WHAT THE EXERCISE ASKS:
Gather up every line from the entries below that uses the word "CARD".

DATA ENTRIES:
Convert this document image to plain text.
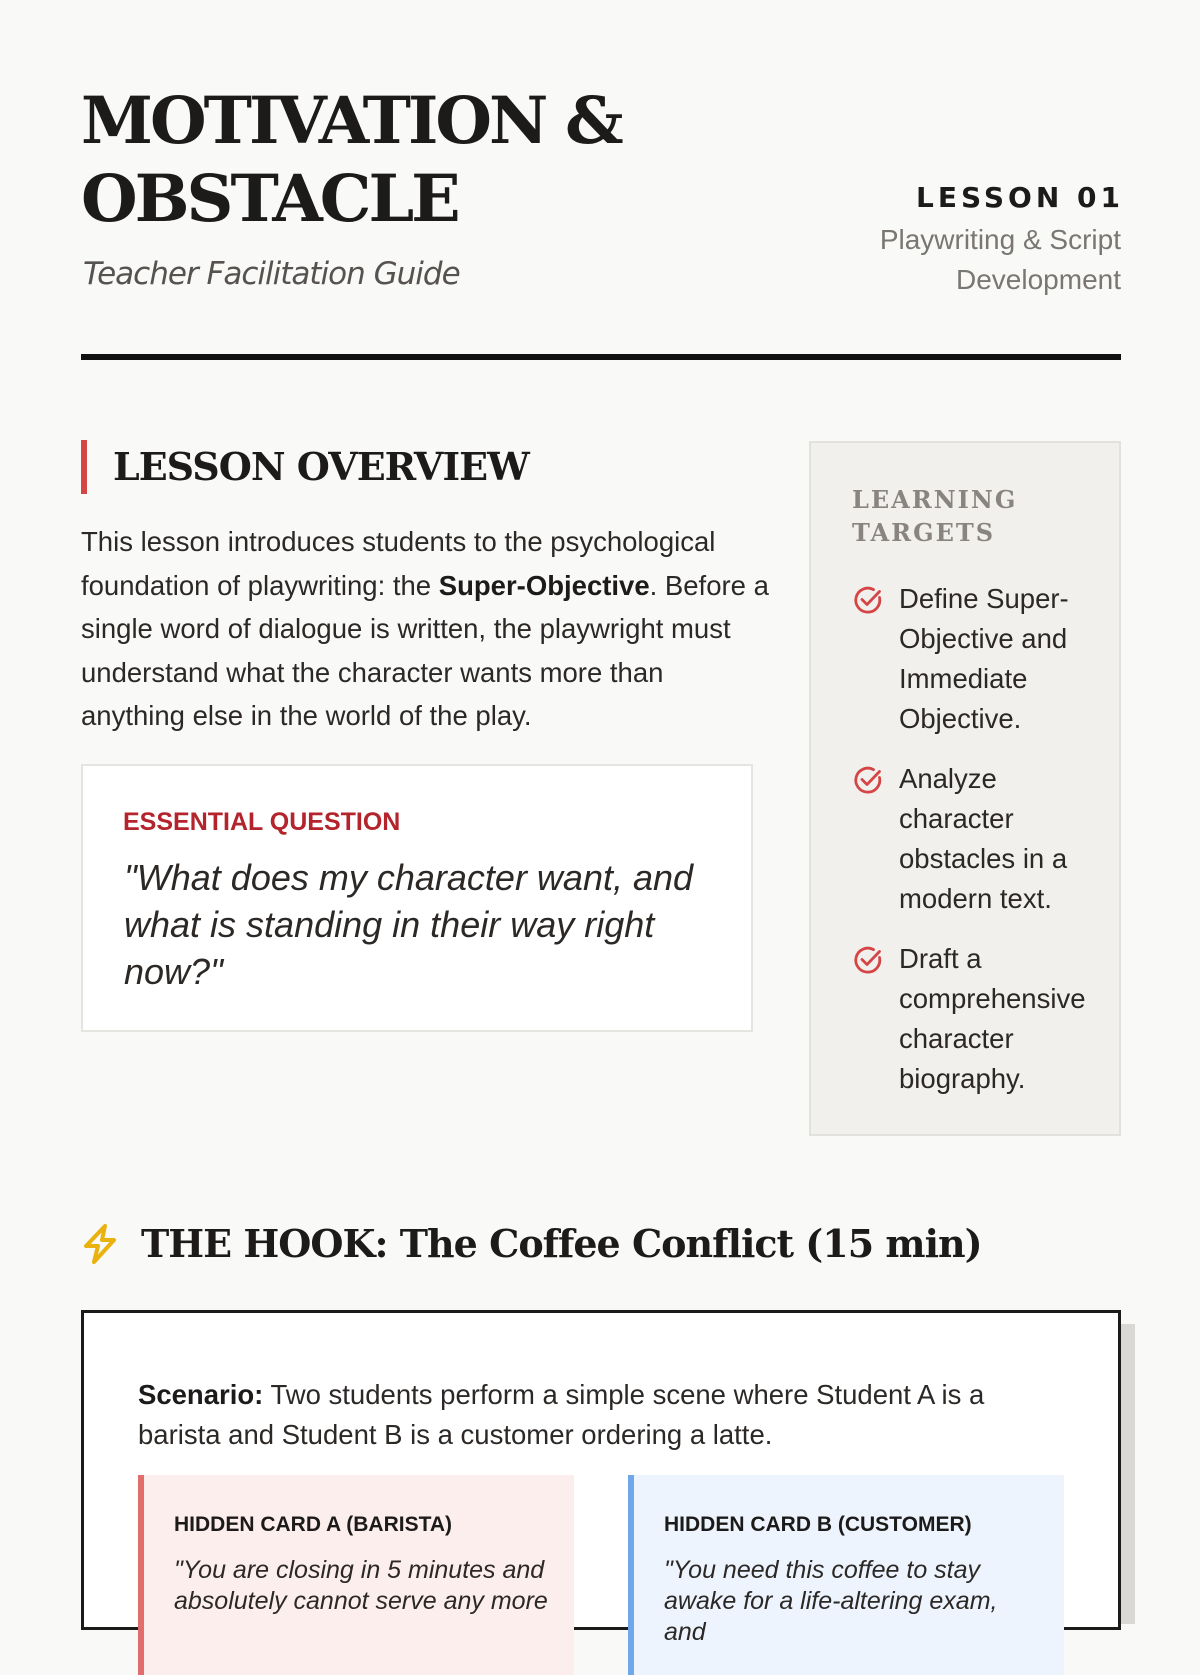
MOTIVATION &
OBSTACLE
Teacher Facilitation Guide
LESSON 01
Playwriting & Script
Development
LESSON OVERVIEW

This lesson introduces students to the psychological foundation of playwriting: the Super-Objective. Before a single word of dialogue is written, the playwright must understand what the character wants more than anything else in the world of the play.

ESSENTIAL QUESTION

"What does my character want, and what is standing in their way right now?"

LEARNING TARGETS
Define Super-Objective and Immediate Objective.
Analyze character obstacles in a modern text.
Draft a comprehensive character biography.
THE HOOK: The Coffee Conflict (15 min)

Scenario: Two students perform a simple scene where Student A is a barista and Student B is a customer ordering a latte.

HIDDEN CARD A (BARISTA)

"You are closing in 5 minutes and absolutely cannot serve any more

HIDDEN CARD B (CUSTOMER)

"You need this coffee to stay awake for a life-altering exam, and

COMPLETE OUTPUT:
HIDDEN CARD A (BARISTA)
HIDDEN CARD B (CUSTOMER)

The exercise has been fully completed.